In the records that follow, locate every line with "true" and extract it.

### Listed entries

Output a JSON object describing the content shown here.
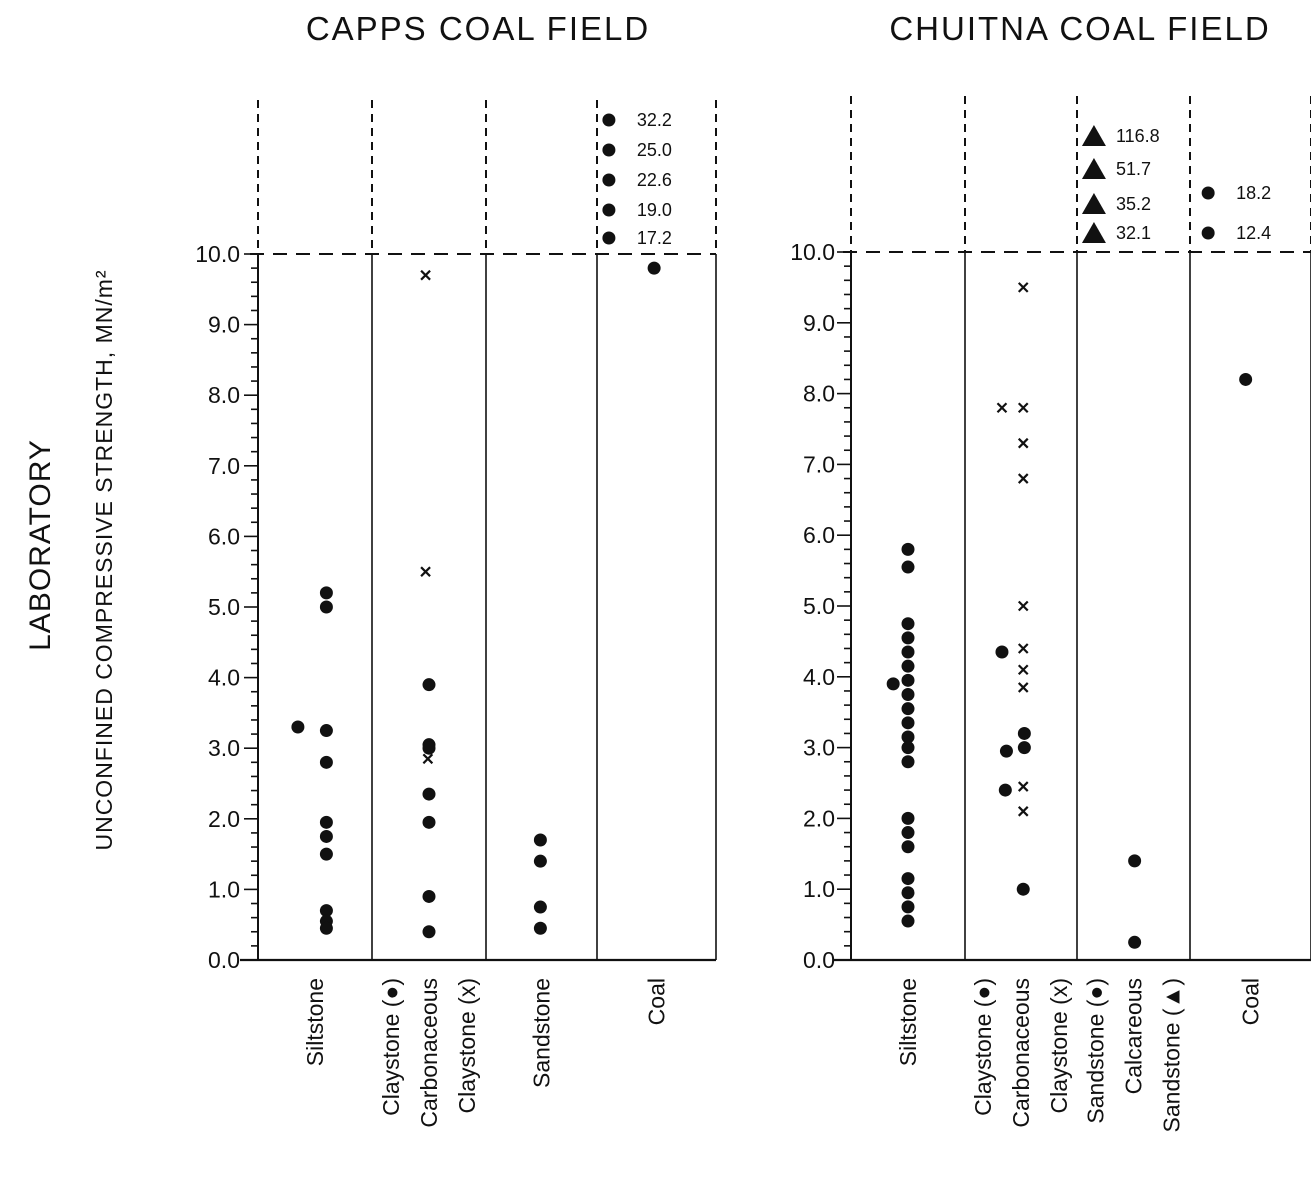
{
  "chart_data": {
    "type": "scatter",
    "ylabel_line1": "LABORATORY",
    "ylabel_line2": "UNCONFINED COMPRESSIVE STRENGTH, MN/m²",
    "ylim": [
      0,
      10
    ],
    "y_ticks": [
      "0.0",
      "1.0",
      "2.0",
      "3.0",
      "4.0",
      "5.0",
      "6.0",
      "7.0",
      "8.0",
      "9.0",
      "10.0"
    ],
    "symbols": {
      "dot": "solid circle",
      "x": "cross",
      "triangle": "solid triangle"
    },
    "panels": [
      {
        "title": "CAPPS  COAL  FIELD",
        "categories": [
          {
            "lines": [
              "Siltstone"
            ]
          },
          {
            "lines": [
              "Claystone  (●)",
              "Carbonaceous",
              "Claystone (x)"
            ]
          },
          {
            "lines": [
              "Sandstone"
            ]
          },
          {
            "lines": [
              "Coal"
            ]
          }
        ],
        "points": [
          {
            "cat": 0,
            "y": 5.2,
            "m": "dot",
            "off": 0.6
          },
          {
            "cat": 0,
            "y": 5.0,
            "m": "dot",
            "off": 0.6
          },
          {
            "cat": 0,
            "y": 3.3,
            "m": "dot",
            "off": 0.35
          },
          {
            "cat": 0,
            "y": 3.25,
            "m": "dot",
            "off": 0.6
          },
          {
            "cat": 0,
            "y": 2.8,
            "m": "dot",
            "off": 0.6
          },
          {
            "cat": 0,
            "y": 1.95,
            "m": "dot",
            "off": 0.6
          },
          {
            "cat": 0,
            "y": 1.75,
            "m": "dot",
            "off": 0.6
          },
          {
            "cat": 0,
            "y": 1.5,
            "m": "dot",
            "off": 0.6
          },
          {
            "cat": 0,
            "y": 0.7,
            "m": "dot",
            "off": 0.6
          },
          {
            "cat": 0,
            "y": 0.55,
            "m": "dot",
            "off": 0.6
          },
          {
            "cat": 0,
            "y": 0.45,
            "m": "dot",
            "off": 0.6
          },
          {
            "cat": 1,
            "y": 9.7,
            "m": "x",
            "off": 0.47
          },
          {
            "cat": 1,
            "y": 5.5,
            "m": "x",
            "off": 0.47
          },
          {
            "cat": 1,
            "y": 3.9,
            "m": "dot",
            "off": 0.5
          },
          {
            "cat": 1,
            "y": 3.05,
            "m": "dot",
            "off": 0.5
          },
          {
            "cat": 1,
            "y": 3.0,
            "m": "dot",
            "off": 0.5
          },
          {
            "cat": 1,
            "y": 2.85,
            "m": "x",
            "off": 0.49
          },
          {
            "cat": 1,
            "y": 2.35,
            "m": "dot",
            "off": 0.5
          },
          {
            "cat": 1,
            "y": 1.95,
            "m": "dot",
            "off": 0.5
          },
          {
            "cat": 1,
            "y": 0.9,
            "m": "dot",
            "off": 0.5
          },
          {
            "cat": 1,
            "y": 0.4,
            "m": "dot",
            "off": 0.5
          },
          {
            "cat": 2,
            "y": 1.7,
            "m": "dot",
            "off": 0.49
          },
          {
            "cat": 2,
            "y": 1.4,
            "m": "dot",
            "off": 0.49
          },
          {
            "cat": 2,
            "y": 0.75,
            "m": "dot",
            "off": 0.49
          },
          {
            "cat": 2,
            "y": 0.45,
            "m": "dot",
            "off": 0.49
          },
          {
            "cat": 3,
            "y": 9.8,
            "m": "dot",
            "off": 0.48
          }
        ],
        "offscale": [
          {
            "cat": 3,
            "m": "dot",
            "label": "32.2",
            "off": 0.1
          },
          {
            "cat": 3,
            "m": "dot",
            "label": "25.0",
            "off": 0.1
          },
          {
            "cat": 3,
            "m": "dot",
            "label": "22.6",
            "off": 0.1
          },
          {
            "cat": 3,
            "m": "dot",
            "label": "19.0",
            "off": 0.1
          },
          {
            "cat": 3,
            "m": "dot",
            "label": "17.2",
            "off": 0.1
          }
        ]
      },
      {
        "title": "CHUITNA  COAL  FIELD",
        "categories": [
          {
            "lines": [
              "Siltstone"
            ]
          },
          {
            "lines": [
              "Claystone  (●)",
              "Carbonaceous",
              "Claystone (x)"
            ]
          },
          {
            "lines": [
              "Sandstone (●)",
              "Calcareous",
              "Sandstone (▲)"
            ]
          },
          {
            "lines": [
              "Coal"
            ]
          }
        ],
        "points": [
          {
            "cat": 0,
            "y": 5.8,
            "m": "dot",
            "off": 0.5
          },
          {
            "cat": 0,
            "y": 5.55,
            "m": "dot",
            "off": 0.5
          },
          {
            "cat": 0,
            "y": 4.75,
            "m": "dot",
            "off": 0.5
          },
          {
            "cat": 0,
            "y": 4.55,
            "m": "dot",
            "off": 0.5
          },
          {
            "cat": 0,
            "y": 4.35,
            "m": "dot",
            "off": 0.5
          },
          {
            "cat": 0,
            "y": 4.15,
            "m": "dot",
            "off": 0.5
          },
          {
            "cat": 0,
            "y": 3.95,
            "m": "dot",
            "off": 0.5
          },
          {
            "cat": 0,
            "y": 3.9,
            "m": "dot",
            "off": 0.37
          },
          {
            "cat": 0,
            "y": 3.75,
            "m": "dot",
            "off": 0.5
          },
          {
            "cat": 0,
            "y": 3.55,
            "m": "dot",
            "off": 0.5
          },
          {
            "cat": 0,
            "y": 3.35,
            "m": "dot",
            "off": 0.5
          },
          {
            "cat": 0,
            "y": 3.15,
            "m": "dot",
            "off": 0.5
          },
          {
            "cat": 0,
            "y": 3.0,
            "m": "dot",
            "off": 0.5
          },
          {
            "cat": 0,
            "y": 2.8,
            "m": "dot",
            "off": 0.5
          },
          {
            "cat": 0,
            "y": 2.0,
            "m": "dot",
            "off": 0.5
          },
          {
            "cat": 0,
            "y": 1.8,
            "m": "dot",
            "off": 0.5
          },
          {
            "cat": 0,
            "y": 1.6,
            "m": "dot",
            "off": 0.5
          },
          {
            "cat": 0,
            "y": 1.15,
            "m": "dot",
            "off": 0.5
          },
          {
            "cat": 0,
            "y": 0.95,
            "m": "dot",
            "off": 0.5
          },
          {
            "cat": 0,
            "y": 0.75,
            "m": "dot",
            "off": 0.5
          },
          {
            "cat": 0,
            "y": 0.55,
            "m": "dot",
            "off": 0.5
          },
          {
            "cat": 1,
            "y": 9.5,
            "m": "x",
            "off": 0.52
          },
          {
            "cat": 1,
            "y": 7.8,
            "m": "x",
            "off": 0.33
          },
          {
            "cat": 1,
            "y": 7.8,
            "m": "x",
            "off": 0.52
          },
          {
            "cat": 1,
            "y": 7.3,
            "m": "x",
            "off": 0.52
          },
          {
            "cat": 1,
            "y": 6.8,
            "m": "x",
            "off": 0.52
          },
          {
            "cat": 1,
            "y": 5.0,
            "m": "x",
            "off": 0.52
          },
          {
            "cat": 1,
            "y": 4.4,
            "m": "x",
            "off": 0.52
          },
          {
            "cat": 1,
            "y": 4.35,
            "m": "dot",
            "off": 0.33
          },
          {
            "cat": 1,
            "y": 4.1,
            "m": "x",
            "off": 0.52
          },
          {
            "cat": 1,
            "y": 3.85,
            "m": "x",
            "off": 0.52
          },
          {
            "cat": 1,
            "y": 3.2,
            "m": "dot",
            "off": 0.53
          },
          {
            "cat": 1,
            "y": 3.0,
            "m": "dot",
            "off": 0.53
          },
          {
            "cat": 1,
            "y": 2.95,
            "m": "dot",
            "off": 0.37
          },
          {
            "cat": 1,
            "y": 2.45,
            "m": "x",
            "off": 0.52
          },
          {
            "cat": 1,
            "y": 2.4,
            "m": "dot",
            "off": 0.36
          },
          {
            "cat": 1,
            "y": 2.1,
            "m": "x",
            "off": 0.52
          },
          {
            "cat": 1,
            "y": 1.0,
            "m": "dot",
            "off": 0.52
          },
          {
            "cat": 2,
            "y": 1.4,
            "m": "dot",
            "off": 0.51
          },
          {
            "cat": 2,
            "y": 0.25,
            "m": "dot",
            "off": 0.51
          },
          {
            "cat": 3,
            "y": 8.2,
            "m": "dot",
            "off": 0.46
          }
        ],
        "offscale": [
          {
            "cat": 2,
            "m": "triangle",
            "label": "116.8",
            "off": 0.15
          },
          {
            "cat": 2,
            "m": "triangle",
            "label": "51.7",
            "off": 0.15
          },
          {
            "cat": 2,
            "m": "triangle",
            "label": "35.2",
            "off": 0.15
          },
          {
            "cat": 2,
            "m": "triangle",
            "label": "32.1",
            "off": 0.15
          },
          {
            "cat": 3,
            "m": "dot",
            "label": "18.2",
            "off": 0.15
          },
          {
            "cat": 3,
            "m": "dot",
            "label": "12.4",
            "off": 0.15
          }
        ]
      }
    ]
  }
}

######
### Listed entries

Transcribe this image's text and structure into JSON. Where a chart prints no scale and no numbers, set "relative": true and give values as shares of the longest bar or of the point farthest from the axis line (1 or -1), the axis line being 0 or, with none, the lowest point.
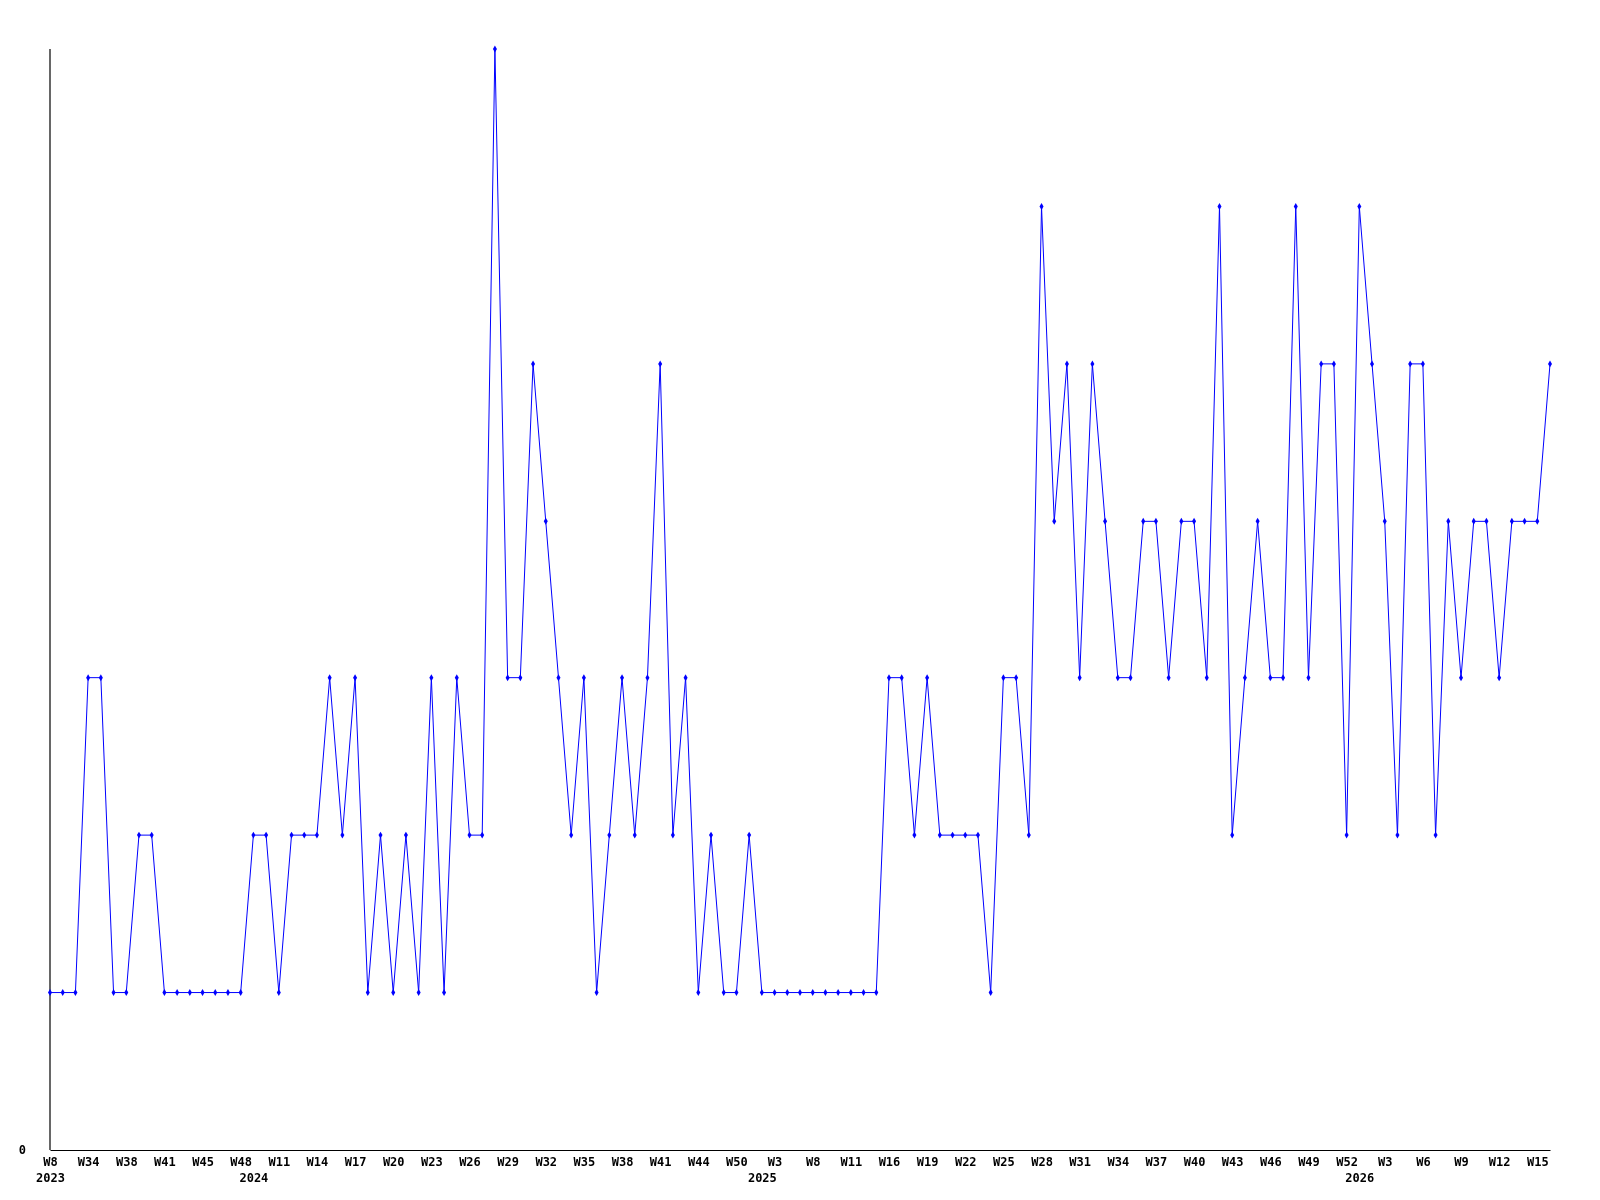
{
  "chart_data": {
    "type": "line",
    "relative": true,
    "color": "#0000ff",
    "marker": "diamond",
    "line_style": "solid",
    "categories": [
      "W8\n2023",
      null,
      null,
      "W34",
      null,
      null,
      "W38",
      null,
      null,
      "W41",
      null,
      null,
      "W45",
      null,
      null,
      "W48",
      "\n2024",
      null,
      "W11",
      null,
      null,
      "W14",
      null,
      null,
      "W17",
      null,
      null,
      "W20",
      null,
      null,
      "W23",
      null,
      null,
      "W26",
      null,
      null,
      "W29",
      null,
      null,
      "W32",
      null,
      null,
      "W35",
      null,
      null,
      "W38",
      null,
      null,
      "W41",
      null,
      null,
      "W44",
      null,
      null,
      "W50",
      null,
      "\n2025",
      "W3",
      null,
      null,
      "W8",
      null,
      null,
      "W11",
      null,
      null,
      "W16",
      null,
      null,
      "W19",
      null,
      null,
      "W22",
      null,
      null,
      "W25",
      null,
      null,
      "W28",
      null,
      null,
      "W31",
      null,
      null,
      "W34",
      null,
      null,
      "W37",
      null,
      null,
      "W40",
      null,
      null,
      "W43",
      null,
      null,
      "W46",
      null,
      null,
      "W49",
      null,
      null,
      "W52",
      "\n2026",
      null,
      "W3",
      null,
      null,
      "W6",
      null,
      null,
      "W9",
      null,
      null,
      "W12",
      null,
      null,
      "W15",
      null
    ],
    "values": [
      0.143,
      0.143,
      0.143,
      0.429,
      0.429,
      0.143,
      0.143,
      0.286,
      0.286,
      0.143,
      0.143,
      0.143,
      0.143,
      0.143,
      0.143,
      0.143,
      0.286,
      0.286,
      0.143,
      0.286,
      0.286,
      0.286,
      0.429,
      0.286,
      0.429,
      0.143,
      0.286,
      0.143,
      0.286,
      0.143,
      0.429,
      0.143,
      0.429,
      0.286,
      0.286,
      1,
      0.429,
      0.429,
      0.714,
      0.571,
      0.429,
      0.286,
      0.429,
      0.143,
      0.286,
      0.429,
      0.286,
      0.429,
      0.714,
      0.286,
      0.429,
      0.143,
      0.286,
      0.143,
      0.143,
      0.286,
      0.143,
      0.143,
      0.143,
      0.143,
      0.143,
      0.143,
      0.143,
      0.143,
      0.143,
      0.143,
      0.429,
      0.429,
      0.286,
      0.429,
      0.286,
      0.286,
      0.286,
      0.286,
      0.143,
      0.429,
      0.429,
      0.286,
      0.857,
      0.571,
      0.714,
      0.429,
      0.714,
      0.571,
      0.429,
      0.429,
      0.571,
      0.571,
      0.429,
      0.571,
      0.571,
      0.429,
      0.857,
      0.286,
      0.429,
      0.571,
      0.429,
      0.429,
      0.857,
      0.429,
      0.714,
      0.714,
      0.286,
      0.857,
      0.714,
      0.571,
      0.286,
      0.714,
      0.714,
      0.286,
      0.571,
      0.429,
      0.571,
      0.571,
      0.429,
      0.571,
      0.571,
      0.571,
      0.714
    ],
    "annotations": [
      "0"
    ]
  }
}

######

* Exercise answer
Transcribe this image's text and structure into JSON. Where a chart prints no scale and no numbers, set "relative": true and give values as shares of the longest bar or of the point farthest from the axis line (1 or -1), the axis line being 0 or, with none, the lowest point.
    "relative": true,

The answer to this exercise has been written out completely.